▶ SET EXERCISE: Here are some records; return them all exactly.

[Dataset entries]
▬▬▬▬▬▬▬▬▬▬
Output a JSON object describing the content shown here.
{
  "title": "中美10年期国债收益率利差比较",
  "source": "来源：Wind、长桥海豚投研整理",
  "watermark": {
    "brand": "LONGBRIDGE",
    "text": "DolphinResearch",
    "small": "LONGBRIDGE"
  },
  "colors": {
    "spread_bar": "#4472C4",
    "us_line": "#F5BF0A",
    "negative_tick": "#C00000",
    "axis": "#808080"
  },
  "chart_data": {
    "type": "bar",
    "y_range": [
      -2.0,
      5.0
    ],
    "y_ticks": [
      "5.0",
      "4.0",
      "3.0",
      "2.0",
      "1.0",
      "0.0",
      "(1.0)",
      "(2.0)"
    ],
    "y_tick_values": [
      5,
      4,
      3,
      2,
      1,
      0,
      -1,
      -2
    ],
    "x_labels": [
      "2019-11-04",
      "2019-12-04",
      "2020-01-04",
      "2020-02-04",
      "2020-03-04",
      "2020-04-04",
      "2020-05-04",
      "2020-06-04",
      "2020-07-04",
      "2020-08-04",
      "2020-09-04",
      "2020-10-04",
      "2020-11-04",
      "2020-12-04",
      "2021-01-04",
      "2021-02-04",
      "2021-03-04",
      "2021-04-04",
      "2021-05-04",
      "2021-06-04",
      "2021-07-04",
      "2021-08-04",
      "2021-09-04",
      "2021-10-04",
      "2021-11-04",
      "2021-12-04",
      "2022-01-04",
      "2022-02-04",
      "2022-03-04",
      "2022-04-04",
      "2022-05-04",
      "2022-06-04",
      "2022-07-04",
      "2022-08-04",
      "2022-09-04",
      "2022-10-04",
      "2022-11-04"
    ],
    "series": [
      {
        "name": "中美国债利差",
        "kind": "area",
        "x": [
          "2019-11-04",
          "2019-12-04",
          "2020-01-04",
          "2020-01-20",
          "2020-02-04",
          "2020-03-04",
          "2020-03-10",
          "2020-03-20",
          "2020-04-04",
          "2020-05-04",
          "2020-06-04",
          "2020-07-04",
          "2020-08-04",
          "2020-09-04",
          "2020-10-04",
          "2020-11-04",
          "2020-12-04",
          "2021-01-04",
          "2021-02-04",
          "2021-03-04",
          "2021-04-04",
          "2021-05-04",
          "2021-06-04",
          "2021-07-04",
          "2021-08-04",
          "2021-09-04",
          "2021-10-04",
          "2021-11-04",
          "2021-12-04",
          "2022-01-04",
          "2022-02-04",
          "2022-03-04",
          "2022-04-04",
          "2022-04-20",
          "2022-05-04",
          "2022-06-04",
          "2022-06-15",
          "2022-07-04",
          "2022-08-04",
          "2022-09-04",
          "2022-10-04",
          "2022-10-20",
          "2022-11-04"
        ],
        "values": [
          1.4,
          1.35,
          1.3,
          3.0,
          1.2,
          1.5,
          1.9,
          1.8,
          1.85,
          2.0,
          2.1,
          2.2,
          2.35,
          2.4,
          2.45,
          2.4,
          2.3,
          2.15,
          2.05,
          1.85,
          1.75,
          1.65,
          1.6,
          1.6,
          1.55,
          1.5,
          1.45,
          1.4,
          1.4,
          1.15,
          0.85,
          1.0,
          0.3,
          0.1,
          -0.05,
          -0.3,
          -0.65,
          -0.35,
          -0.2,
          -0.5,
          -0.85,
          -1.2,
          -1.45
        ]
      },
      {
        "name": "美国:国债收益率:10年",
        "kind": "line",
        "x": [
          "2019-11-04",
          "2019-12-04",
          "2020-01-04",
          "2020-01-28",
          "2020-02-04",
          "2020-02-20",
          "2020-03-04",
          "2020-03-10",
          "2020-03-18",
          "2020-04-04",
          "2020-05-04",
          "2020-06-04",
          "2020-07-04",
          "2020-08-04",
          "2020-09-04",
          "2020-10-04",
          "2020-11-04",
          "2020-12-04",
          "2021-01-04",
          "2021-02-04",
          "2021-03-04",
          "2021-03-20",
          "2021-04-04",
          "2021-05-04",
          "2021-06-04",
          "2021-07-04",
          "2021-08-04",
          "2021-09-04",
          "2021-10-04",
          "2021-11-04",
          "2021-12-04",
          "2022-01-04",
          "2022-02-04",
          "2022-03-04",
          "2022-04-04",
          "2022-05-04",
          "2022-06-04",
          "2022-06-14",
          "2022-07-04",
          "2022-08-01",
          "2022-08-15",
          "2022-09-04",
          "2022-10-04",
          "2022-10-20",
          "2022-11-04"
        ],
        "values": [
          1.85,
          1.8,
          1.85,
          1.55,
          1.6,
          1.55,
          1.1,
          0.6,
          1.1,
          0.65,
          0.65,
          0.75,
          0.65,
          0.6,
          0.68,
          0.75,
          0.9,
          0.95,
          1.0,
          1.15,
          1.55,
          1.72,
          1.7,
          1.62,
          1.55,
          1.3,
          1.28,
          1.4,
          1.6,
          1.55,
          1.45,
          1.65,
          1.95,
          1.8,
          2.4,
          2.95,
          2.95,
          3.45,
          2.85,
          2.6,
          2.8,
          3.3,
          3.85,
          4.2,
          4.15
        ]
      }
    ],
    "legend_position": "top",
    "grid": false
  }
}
▬▬▬▬▬▬▬▬▬▬
▶ TASK ANSWER:
Output a JSON object describing the content shown here.
{
  "title": "中美10年期国债收益率利差比较",
  "source": "来源：Wind、长桥海豚投研整理",
  "watermark": {
    "brand": "LONGBRIDGE",
    "text": "DolphinResearch",
    "small": "LONGBRIDGE"
  },
  "colors": {
    "spread_bar": "#4472C4",
    "us_line": "#F5BF0A",
    "negative_tick": "#C00000",
    "axis": "#808080"
  },
  "chart_data": {
    "type": "bar",
    "y_range": [
      -2.0,
      5.0
    ],
    "y_ticks": [
      "5.0",
      "4.0",
      "3.0",
      "2.0",
      "1.0",
      "0.0",
      "(1.0)",
      "(2.0)"
    ],
    "y_tick_values": [
      5,
      4,
      3,
      2,
      1,
      0,
      -1,
      -2
    ],
    "x_labels": [
      "2019-11-04",
      "2019-12-04",
      "2020-01-04",
      "2020-02-04",
      "2020-03-04",
      "2020-04-04",
      "2020-05-04",
      "2020-06-04",
      "2020-07-04",
      "2020-08-04",
      "2020-09-04",
      "2020-10-04",
      "2020-11-04",
      "2020-12-04",
      "2021-01-04",
      "2021-02-04",
      "2021-03-04",
      "2021-04-04",
      "2021-05-04",
      "2021-06-04",
      "2021-07-04",
      "2021-08-04",
      "2021-09-04",
      "2021-10-04",
      "2021-11-04",
      "2021-12-04",
      "2022-01-04",
      "2022-02-04",
      "2022-03-04",
      "2022-04-04",
      "2022-05-04",
      "2022-06-04",
      "2022-07-04",
      "2022-08-04",
      "2022-09-04",
      "2022-10-04",
      "2022-11-04"
    ],
    "series": [
      {
        "name": "中美国债利差",
        "kind": "area",
        "x": [
          "2019-11-04",
          "2019-12-04",
          "2020-01-04",
          "2020-01-20",
          "2020-02-04",
          "2020-03-04",
          "2020-03-10",
          "2020-03-20",
          "2020-04-04",
          "2020-05-04",
          "2020-06-04",
          "2020-07-04",
          "2020-08-04",
          "2020-09-04",
          "2020-10-04",
          "2020-11-04",
          "2020-12-04",
          "2021-01-04",
          "2021-02-04",
          "2021-03-04",
          "2021-04-04",
          "2021-05-04",
          "2021-06-04",
          "2021-07-04",
          "2021-08-04",
          "2021-09-04",
          "2021-10-04",
          "2021-11-04",
          "2021-12-04",
          "2022-01-04",
          "2022-02-04",
          "2022-03-04",
          "2022-04-04",
          "2022-04-20",
          "2022-05-04",
          "2022-06-04",
          "2022-06-15",
          "2022-07-04",
          "2022-08-04",
          "2022-09-04",
          "2022-10-04",
          "2022-10-20",
          "2022-11-04"
        ],
        "values": [
          1.4,
          1.35,
          1.3,
          3.0,
          1.2,
          1.5,
          1.9,
          1.8,
          1.85,
          2.0,
          2.1,
          2.2,
          2.35,
          2.4,
          2.45,
          2.4,
          2.3,
          2.15,
          2.05,
          1.85,
          1.75,
          1.65,
          1.6,
          1.6,
          1.55,
          1.5,
          1.45,
          1.4,
          1.4,
          1.15,
          0.85,
          1.0,
          0.3,
          0.1,
          -0.05,
          -0.3,
          -0.65,
          -0.35,
          -0.2,
          -0.5,
          -0.85,
          -1.2,
          -1.45
        ]
      },
      {
        "name": "美国:国债收益率:10年",
        "kind": "line",
        "x": [
          "2019-11-04",
          "2019-12-04",
          "2020-01-04",
          "2020-01-28",
          "2020-02-04",
          "2020-02-20",
          "2020-03-04",
          "2020-03-10",
          "2020-03-18",
          "2020-04-04",
          "2020-05-04",
          "2020-06-04",
          "2020-07-04",
          "2020-08-04",
          "2020-09-04",
          "2020-10-04",
          "2020-11-04",
          "2020-12-04",
          "2021-01-04",
          "2021-02-04",
          "2021-03-04",
          "2021-03-20",
          "2021-04-04",
          "2021-05-04",
          "2021-06-04",
          "2021-07-04",
          "2021-08-04",
          "2021-09-04",
          "2021-10-04",
          "2021-11-04",
          "2021-12-04",
          "2022-01-04",
          "2022-02-04",
          "2022-03-04",
          "2022-04-04",
          "2022-05-04",
          "2022-06-04",
          "2022-06-14",
          "2022-07-04",
          "2022-08-01",
          "2022-08-15",
          "2022-09-04",
          "2022-10-04",
          "2022-10-20",
          "2022-11-04"
        ],
        "values": [
          1.85,
          1.8,
          1.85,
          1.55,
          1.6,
          1.55,
          1.1,
          0.6,
          1.1,
          0.65,
          0.65,
          0.75,
          0.65,
          0.6,
          0.68,
          0.75,
          0.9,
          0.95,
          1.0,
          1.15,
          1.55,
          1.72,
          1.7,
          1.62,
          1.55,
          1.3,
          1.28,
          1.4,
          1.6,
          1.55,
          1.45,
          1.65,
          1.95,
          1.8,
          2.4,
          2.95,
          2.95,
          3.45,
          2.85,
          2.6,
          2.8,
          3.3,
          3.85,
          4.2,
          4.15
        ]
      }
    ],
    "legend_position": "top",
    "grid": false
  }
}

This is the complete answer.